EXTRACT TO READ:
## start

A Trip to the Mall Turns into the Twilight Zone

So if you’ve been around since the very, very beginning of the creation of this blog, then you will remember that this isn’t my first blog. You see, I read this book Considering Lily, and the main character in there reminded me of myself and made me want to create a blog like she does. My friend Elaine also encouraged me after we had a particularly strange encounter at the mall. That blog was called My Life is a Movie. However, I stupidly forgot to bookmark the page and when I tried to go back to write more on that blog I could not find it at all. I also discovered that there are many, many, many, many blogs who share that name or a variation of it. I gave up and decided blogging wasn’t for me. That is until six months later, after I had finished reading Emma. I loved the book and saw so many similarities that I decided to create a blog, and that dear readers is how Jane Austen Runs My Life was born.

cropped-jatitle2.jpgAnd, that in case you were all wondering, is why it is not only about Jane Austen. That’s how this blog started out, but it quickly expanded into other films and books. However, my Austiniteness will always be the core of these blogs.

Anyways, so what about this Twilight Zone title? Well, I was cleaning through some files and I found two pics I had created and saved from that orginal blog and story. I decided to treat you all with this time capsule as I try and relate this adventure that happened two years ago. I’m so sorry of I leave anything out. So now we shall take a seat in my time machine Delorean and  go back to February 10 or 11 2012 (I know it was before V-Day)

Gonna Go Back in Time!

Since this is a past memory, it must be written in italics. You know, kinda like an old-fashioned diary or something.

So the other day my friend Elaine and I decided that we would go to the mall. She wanted to go to Bed, Bath, and Beyond for something and I wanted to pick something up from Bare Escentuals. She decided to put on her GPS, but there was just one problem. GPSs HATE ME! Every time I get in a car with one we end up in the middle of nowhere, we go in the opposite direction, the GPS malfunctions, takes us through the creepiest areas, etc. I’m not kidding, it is literally every time. I mean once my friend went to the Super Target in the next town, and the next week was going to give me and two of our other friends a ride. Even though she had saved the route from the week before, this next time because I was in the car it took us as far away as possible, even though it said it was saving the exact route.

## end

WRITTEN EXERCISE A:
According to the blog post, what was the first blog called?
The records that follow bear no relation to the blog post.

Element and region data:
## start

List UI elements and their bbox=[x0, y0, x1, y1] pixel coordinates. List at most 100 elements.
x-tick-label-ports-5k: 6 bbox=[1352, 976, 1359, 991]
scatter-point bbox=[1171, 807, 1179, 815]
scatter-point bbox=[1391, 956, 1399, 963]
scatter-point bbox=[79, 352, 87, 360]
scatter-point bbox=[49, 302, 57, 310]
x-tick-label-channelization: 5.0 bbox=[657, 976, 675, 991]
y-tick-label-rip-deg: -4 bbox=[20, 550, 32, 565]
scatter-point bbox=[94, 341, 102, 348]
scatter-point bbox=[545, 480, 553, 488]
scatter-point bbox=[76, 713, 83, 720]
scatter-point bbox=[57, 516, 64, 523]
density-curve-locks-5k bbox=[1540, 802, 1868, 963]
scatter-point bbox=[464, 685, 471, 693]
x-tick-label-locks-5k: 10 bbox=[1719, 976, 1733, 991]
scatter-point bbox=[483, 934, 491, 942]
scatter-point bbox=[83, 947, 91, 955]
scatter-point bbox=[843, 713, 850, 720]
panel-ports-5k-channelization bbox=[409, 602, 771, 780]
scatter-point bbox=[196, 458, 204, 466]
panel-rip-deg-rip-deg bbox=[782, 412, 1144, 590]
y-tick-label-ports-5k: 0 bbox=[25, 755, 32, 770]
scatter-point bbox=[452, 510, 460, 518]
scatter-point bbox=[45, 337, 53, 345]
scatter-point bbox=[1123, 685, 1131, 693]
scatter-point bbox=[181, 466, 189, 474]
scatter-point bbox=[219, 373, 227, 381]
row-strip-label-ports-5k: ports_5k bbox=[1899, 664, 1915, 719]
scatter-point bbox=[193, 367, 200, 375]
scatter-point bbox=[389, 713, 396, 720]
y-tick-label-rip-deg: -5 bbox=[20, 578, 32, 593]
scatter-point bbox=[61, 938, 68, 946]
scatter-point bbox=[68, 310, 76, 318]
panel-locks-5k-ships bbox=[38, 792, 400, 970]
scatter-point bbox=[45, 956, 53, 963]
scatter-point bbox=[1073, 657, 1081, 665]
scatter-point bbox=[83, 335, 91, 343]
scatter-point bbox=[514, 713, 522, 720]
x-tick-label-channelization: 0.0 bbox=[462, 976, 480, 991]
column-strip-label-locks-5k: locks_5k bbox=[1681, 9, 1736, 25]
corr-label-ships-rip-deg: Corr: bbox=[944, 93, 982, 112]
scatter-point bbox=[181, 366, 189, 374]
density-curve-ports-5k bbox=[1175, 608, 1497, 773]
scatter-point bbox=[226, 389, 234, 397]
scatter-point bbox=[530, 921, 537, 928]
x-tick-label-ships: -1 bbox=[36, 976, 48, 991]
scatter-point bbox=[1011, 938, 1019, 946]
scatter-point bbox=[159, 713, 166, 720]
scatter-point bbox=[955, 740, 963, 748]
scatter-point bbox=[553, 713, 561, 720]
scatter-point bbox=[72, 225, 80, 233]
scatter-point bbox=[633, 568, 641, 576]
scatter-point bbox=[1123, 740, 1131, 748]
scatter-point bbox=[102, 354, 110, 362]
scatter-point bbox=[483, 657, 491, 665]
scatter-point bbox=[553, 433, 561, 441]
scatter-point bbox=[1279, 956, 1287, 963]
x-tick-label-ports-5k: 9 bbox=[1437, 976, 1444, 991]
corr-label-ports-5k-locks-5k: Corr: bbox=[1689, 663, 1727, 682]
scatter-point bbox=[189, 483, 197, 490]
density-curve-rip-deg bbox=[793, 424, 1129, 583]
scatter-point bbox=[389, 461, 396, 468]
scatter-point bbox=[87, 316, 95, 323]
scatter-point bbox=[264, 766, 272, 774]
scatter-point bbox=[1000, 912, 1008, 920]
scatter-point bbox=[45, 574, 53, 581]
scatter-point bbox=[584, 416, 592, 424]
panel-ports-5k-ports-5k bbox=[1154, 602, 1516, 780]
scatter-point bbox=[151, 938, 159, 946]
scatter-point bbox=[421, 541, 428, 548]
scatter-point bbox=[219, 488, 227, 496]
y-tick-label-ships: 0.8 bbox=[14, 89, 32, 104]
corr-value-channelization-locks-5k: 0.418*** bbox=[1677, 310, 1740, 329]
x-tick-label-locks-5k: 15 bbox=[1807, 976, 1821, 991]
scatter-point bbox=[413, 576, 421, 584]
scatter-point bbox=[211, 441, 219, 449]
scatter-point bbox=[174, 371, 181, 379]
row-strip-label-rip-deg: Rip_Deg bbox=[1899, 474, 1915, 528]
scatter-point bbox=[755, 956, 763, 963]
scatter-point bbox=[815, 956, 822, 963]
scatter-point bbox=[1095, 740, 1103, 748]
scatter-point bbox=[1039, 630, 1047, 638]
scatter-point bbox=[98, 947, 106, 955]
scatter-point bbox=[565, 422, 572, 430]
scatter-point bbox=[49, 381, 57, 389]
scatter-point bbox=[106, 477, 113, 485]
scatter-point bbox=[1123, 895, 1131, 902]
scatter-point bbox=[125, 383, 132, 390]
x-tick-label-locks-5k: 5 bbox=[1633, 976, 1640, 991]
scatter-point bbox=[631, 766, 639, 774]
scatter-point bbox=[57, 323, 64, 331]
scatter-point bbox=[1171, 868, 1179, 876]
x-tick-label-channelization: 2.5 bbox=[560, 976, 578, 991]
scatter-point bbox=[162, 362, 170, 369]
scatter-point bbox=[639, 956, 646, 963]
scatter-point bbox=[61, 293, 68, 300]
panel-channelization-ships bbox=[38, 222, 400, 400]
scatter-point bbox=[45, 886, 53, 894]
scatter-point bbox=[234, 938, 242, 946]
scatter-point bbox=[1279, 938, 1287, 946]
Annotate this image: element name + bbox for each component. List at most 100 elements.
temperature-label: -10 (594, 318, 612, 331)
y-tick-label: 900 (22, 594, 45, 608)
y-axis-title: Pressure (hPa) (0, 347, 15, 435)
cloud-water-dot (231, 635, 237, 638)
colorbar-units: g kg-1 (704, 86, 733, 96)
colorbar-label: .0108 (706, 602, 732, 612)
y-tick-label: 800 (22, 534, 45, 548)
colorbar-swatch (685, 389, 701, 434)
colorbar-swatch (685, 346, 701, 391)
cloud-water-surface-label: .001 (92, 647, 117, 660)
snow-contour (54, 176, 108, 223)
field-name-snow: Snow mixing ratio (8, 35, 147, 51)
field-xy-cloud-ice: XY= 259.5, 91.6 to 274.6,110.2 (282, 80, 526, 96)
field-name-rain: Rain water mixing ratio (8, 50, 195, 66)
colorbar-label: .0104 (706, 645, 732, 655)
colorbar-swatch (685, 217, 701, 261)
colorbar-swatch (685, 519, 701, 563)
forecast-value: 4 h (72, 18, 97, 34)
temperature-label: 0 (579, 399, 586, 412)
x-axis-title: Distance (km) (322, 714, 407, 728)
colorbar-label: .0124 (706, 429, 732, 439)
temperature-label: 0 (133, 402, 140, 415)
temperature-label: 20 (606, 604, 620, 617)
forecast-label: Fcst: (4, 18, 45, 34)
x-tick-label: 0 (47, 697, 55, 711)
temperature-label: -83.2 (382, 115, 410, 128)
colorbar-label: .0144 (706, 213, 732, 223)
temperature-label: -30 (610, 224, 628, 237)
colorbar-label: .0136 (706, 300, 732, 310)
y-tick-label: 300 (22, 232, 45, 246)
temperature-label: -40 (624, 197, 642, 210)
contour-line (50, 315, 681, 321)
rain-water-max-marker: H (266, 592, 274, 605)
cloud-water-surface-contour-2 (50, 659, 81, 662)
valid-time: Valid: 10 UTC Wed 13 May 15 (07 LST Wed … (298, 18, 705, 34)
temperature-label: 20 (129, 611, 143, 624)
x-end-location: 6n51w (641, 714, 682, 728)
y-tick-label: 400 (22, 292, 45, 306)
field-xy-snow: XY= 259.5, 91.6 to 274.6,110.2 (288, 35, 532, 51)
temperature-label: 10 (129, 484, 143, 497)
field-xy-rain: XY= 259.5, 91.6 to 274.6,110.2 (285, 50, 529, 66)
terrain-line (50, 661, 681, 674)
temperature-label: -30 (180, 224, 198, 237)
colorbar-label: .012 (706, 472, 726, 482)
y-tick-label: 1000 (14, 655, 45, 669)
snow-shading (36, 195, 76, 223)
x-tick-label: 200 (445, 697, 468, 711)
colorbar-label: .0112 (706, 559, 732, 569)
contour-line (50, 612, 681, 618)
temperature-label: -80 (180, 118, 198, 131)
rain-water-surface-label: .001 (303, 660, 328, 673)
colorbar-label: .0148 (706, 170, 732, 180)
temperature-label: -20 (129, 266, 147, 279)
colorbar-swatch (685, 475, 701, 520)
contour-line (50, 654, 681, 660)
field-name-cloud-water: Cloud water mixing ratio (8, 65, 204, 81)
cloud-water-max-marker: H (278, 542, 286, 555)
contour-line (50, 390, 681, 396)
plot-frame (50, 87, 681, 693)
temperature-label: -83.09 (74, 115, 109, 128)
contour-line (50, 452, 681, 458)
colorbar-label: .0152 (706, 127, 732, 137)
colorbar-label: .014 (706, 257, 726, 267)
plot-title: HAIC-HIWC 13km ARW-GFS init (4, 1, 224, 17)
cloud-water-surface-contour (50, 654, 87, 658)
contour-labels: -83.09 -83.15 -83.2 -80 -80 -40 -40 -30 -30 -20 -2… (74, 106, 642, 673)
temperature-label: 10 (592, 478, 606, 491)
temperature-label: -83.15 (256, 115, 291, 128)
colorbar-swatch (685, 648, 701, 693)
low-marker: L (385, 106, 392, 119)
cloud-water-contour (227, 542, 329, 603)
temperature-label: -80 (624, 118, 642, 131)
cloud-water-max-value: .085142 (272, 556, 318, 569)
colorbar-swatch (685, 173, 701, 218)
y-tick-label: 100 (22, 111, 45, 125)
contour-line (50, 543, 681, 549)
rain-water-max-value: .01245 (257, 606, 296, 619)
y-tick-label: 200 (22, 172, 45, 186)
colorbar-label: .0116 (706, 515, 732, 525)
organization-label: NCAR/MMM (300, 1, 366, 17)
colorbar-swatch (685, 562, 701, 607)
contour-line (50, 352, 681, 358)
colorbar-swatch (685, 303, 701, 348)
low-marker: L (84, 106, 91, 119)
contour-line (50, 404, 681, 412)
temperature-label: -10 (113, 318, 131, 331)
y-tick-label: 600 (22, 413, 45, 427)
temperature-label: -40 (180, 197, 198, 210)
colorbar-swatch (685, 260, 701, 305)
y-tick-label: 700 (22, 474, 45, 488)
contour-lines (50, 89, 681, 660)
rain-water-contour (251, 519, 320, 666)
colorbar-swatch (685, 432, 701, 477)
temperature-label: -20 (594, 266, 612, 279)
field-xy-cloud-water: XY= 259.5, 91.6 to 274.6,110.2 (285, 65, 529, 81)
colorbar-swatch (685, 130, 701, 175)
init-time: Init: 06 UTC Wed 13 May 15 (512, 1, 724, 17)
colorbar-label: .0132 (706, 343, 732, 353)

## end

WRITTEN EXERCISE B:
Please copy the records word for word, starting at their first line and ending at the line that contains "scatter-point bbox=[49, 302, 57, 310]".

CORRECT OUTPUT A:
My Life is a Movie

CORRECT OUTPUT B:
List UI elements and their bbox=[x0, y0, x1, y1] pixel coordinates. List at most 100 elements.
x-tick-label-ports-5k: 6 bbox=[1352, 976, 1359, 991]
scatter-point bbox=[1171, 807, 1179, 815]
scatter-point bbox=[1391, 956, 1399, 963]
scatter-point bbox=[79, 352, 87, 360]
scatter-point bbox=[49, 302, 57, 310]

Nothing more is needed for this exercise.